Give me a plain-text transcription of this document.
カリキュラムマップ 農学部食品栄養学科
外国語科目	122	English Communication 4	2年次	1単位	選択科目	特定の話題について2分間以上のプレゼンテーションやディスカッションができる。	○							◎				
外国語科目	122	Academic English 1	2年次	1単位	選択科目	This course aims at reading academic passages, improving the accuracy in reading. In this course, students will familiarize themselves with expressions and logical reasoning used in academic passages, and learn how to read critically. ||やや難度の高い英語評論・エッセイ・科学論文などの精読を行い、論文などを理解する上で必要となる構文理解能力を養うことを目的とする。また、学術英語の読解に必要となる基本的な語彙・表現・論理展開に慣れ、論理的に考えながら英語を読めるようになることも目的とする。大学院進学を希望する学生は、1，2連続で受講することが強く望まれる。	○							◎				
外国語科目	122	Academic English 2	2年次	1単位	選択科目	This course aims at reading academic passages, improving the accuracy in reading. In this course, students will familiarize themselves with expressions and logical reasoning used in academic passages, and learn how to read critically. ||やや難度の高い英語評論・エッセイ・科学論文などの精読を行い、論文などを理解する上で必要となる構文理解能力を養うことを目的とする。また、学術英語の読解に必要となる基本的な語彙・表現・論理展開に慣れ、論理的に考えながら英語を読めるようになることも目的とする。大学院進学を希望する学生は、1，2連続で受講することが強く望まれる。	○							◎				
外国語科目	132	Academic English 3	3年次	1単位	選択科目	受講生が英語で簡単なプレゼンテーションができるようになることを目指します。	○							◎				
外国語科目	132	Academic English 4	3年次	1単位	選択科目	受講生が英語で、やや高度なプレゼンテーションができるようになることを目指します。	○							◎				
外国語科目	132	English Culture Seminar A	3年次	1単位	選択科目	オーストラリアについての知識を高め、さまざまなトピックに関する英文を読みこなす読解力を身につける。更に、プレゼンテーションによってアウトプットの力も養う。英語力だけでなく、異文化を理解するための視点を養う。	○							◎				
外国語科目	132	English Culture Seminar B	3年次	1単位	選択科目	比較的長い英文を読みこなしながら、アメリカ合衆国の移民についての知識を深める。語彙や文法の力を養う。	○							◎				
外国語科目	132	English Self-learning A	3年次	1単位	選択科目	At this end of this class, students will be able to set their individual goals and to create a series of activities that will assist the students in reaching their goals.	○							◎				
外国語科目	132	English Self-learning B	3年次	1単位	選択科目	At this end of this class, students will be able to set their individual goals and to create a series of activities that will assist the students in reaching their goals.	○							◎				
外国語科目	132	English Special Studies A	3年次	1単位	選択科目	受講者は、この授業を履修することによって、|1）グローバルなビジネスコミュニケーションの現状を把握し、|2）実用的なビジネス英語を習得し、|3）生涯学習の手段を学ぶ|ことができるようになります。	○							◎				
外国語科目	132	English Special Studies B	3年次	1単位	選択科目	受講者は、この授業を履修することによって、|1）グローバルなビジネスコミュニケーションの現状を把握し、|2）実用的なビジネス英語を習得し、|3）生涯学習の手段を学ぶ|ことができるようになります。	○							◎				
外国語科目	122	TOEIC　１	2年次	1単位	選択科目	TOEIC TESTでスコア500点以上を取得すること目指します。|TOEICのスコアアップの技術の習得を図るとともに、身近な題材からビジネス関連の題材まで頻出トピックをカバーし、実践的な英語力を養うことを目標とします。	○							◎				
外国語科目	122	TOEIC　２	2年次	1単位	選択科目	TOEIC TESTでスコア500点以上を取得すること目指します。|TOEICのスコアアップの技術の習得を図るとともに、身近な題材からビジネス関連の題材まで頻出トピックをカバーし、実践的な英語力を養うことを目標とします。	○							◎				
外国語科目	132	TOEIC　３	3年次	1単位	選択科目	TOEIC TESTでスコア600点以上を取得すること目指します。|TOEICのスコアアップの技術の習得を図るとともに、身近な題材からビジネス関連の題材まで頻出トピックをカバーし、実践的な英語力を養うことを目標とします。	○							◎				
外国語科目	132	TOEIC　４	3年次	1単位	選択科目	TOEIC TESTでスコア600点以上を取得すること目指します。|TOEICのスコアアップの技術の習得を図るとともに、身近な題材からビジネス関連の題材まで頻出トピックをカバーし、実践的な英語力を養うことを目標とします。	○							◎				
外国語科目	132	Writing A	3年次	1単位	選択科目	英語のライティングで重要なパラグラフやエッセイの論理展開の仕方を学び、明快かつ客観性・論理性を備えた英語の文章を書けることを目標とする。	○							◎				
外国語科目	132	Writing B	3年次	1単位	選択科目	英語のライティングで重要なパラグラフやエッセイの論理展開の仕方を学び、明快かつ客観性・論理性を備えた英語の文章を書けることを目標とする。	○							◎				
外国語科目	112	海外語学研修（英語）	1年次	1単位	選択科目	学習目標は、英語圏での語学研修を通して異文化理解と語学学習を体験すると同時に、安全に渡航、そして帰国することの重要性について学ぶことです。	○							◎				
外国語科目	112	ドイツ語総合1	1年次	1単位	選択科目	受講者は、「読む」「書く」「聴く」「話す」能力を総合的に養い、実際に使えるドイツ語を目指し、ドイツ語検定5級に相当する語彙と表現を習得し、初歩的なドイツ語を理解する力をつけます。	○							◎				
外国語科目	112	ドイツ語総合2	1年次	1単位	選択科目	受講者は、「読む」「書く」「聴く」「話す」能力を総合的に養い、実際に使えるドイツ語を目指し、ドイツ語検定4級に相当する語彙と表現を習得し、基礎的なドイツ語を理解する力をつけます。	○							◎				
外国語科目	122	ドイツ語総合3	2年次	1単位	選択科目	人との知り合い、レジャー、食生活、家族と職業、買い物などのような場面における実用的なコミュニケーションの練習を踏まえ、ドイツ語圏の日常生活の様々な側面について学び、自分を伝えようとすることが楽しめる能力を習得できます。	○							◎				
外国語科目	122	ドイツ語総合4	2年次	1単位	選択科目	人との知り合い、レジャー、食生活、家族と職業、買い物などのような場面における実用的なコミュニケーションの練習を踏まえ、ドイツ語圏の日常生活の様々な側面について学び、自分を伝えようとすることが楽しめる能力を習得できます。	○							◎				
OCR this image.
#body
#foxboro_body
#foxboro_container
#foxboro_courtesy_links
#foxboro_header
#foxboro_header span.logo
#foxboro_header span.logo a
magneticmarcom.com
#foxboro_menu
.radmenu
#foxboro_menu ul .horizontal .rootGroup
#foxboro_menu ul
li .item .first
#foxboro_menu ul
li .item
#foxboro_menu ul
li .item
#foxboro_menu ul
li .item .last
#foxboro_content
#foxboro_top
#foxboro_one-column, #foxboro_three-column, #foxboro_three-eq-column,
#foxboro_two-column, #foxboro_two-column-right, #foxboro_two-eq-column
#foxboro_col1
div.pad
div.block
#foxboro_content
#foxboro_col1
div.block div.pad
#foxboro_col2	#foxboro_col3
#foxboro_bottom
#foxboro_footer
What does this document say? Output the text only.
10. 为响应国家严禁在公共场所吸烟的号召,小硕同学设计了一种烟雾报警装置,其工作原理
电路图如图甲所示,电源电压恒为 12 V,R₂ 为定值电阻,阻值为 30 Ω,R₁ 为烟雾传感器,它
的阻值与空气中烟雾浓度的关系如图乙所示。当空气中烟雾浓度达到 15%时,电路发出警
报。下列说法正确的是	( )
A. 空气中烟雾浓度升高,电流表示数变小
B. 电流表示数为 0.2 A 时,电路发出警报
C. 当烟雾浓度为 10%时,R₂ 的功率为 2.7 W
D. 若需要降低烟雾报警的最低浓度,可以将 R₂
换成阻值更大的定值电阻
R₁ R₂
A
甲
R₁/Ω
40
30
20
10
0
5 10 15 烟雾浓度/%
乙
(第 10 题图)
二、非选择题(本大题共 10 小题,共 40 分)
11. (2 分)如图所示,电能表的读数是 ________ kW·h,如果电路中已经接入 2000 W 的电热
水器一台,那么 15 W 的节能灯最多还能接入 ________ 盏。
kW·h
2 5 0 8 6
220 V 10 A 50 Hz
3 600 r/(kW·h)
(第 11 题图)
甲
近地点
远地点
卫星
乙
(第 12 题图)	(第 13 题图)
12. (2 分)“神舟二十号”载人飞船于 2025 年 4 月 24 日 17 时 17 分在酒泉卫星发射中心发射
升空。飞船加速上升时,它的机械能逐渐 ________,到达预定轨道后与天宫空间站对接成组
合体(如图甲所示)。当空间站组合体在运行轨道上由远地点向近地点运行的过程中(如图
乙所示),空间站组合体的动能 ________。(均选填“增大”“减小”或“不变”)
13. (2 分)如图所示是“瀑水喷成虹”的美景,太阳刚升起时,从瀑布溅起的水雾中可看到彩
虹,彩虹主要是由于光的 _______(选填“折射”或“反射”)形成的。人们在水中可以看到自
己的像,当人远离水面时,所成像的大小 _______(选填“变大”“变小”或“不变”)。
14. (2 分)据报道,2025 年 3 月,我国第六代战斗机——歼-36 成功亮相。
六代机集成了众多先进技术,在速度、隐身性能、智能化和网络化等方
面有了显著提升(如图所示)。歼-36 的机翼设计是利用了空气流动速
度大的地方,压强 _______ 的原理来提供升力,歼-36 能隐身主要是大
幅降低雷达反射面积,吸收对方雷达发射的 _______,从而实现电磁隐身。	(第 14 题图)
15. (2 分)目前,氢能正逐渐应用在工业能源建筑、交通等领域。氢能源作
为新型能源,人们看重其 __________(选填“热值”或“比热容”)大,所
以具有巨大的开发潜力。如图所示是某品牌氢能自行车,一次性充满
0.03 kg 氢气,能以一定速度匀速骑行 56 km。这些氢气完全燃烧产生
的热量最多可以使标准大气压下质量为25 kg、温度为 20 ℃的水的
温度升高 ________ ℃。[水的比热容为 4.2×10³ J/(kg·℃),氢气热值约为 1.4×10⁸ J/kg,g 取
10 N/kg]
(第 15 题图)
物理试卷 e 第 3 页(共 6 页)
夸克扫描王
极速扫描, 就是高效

SHORT EXERCISE -
Output exactly the lines from the one containing "What does this" through the last line of the entries, both ends included.

THE SOLUTION -
What does this document say? Output the text only.
10. 为响应国家严禁在公共场所吸烟的号召,小硕同学设计了一种烟雾报警装置,其工作原理
电路图如图甲所示,电源电压恒为 12 V,R₂ 为定值电阻,阻值为 30 Ω,R₁ 为烟雾传感器,它
的阻值与空气中烟雾浓度的关系如图乙所示。当空气中烟雾浓度达到 15%时,电路发出警
报。下列说法正确的是	( )
A. 空气中烟雾浓度升高,电流表示数变小
B. 电流表示数为 0.2 A 时,电路发出警报
C. 当烟雾浓度为 10%时,R₂ 的功率为 2.7 W
D. 若需要降低烟雾报警的最低浓度,可以将 R₂
换成阻值更大的定值电阻
R₁ R₂
A
甲
R₁/Ω
40
30
20
10
0
5 10 15 烟雾浓度/%
乙
(第 10 题图)
二、非选择题(本大题共 10 小题,共 40 分)
11. (2 分)如图所示,电能表的读数是 ________ kW·h,如果电路中已经接入 2000 W 的电热
水器一台,那么 15 W 的节能灯最多还能接入 ________ 盏。
kW·h
2 5 0 8 6
220 V 10 A 50 Hz
3 600 r/(kW·h)
(第 11 题图)
甲
近地点
远地点
卫星
乙
(第 12 题图)	(第 13 题图)
12. (2 分)“神舟二十号”载人飞船于 2025 年 4 月 24 日 17 时 17 分在酒泉卫星发射中心发射
升空。飞船加速上升时,它的机械能逐渐 ________,到达预定轨道后与天宫空间站对接成组
合体(如图甲所示)。当空间站组合体在运行轨道上由远地点向近地点运行的过程中(如图
乙所示),空间站组合体的动能 ________。(均选填“增大”“减小”或“不变”)
13. (2 分)如图所示是“瀑水喷成虹”的美景,太阳刚升起时,从瀑布溅起的水雾中可看到彩
虹,彩虹主要是由于光的 _______(选填“折射”或“反射”)形成的。人们在水中可以看到自
己的像,当人远离水面时,所成像的大小 _______(选填“变大”“变小”或“不变”)。
14. (2 分)据报道,2025 年 3 月,我国第六代战斗机——歼-36 成功亮相。
六代机集成了众多先进技术,在速度、隐身性能、智能化和网络化等方
面有了显著提升(如图所示)。歼-36 的机翼设计是利用了空气流动速
度大的地方,压强 _______ 的原理来提供升力,歼-36 能隐身主要是大
幅降低雷达反射面积,吸收对方雷达发射的 _______,从而实现电磁隐身。	(第 14 题图)
15. (2 分)目前,氢能正逐渐应用在工业能源建筑、交通等领域。氢能源作
为新型能源,人们看重其 __________(选填“热值”或“比热容”)大,所
以具有巨大的开发潜力。如图所示是某品牌氢能自行车,一次性充满
0.03 kg 氢气,能以一定速度匀速骑行 56 km。这些氢气完全燃烧产生
的热量最多可以使标准大气压下质量为25 kg、温度为 20 ℃的水的
温度升高 ________ ℃。[水的比热容为 4.2×10³ J/(kg·℃),氢气热值约为 1.4×10⁸ J/kg,g 取
10 N/kg]
(第 15 题图)
物理试卷 e 第 3 页(共 6 页)
夸克扫描王
极速扫描, 就是高效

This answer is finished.